::: Records for processing :::

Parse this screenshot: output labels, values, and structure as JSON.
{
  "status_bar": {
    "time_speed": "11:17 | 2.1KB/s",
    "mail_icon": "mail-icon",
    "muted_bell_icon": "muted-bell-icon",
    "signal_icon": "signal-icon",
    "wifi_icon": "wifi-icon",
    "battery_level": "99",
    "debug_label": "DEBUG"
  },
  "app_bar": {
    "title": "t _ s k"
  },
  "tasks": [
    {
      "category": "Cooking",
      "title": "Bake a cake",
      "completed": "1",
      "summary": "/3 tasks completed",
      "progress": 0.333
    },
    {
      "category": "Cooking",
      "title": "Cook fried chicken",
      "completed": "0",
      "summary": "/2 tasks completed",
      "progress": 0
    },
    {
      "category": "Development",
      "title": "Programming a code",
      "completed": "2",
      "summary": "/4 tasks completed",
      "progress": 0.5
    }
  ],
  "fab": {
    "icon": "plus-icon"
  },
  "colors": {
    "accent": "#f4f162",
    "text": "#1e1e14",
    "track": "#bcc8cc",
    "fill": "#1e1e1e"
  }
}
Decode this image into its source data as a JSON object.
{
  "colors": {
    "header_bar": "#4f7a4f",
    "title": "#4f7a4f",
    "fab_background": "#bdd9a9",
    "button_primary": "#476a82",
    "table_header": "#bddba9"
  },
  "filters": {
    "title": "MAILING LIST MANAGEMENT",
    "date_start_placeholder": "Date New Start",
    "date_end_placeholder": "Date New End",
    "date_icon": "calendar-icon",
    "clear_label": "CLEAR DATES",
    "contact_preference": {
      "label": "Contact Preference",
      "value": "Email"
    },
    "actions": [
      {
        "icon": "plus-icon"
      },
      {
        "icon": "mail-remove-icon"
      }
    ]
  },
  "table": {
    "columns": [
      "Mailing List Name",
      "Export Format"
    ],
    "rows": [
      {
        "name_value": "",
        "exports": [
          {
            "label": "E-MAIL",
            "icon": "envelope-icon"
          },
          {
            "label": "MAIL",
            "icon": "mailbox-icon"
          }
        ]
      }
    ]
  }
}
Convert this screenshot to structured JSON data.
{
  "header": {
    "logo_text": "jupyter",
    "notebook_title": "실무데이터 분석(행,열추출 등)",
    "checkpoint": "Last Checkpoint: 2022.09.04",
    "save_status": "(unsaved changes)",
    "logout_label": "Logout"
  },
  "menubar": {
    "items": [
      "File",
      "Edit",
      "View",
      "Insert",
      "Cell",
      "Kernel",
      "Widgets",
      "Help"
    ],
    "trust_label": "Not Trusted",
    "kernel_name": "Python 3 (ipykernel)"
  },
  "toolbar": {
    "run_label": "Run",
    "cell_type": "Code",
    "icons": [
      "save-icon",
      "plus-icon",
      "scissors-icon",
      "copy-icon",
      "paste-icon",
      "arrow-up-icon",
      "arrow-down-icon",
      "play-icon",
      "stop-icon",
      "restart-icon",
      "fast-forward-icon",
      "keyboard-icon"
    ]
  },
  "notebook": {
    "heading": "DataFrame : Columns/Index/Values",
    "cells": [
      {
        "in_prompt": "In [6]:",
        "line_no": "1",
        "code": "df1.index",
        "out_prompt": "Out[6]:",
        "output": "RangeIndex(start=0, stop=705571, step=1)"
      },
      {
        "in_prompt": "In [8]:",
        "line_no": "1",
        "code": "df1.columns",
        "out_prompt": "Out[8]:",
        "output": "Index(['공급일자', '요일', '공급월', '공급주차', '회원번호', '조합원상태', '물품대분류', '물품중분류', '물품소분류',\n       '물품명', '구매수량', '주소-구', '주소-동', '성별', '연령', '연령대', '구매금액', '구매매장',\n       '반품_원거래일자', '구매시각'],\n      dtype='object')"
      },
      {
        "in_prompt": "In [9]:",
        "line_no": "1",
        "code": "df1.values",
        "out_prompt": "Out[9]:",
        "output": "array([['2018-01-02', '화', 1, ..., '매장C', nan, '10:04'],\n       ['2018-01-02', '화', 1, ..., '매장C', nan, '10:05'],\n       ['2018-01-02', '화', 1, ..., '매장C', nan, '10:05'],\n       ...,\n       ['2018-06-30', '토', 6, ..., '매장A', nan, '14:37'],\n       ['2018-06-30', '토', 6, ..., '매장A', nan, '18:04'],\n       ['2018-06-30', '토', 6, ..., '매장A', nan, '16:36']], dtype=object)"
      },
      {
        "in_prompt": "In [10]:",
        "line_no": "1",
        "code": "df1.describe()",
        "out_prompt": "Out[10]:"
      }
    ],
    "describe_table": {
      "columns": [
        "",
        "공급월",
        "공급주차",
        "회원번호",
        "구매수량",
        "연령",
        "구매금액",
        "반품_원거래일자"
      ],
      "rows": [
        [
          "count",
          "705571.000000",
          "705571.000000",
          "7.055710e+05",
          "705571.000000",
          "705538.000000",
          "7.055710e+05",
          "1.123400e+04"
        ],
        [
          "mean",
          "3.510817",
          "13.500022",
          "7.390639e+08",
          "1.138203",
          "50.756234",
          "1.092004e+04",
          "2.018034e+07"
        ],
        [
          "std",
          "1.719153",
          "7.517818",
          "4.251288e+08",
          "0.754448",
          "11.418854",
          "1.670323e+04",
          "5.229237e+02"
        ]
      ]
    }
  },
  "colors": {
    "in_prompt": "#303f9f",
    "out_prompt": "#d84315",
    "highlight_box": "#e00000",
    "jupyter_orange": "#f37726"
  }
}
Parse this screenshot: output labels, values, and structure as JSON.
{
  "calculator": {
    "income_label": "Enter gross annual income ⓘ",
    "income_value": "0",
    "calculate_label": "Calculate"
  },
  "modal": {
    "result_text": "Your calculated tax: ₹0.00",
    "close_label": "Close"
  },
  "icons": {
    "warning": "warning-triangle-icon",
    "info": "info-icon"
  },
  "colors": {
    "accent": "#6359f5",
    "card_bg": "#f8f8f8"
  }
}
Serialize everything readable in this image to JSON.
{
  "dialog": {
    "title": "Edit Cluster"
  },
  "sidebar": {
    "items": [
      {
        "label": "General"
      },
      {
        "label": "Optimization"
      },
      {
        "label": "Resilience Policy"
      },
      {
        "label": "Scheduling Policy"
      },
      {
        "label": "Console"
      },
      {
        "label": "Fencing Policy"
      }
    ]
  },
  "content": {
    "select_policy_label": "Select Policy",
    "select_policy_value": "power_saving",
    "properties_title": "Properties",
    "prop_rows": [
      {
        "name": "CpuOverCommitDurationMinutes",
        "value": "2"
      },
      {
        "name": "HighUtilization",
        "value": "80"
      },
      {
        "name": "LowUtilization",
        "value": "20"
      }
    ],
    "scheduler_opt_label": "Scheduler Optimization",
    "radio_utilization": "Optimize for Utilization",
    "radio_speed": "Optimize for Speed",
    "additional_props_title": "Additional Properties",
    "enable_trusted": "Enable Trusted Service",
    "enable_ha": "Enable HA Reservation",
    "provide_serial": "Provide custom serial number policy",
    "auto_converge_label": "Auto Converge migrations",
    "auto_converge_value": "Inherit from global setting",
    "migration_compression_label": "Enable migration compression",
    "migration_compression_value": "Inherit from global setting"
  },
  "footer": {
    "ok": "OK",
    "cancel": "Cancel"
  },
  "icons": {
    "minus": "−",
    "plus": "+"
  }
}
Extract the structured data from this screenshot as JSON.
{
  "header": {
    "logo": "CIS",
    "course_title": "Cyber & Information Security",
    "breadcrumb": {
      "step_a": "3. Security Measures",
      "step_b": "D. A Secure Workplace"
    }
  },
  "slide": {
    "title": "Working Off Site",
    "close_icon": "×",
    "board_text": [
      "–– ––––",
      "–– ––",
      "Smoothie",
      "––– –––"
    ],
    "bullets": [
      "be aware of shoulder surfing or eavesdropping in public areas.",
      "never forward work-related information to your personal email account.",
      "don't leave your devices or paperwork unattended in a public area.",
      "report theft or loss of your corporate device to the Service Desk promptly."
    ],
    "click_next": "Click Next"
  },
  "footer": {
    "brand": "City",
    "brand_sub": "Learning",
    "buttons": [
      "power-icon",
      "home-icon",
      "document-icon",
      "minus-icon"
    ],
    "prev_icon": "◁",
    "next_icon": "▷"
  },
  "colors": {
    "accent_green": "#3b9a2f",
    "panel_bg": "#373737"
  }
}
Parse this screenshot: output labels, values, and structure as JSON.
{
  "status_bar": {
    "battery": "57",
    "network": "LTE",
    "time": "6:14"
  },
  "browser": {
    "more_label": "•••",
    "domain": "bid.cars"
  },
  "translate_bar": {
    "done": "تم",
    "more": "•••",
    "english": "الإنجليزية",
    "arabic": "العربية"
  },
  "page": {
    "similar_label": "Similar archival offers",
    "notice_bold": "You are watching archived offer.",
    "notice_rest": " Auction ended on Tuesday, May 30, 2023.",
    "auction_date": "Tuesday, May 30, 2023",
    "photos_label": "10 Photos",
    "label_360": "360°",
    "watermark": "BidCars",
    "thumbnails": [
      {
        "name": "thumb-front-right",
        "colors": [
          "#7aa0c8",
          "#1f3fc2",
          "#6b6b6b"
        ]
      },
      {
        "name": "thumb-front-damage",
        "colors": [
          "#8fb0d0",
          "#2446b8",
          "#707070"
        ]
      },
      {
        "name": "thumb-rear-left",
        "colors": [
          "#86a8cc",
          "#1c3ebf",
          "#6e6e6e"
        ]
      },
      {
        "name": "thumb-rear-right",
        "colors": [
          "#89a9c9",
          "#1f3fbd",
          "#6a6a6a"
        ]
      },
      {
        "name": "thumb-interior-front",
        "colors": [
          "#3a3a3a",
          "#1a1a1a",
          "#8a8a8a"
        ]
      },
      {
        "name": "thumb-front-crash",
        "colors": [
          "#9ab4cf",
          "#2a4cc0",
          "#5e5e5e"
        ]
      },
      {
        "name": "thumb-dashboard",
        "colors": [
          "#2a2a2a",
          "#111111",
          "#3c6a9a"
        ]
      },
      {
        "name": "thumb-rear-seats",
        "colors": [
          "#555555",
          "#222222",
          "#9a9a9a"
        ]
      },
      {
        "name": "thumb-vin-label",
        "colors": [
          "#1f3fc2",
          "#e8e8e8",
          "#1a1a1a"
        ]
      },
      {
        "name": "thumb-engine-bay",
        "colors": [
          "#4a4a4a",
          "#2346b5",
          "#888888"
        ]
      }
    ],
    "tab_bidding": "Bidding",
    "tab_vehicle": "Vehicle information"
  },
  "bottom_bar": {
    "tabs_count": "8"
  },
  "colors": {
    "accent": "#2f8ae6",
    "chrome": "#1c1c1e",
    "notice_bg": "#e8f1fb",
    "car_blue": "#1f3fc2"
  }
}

:::

▶ [Exercise requirements]
Report the count of lines in the entries that contain the string "Optimize", and nothing besides it.

▶ [Result of this task]
2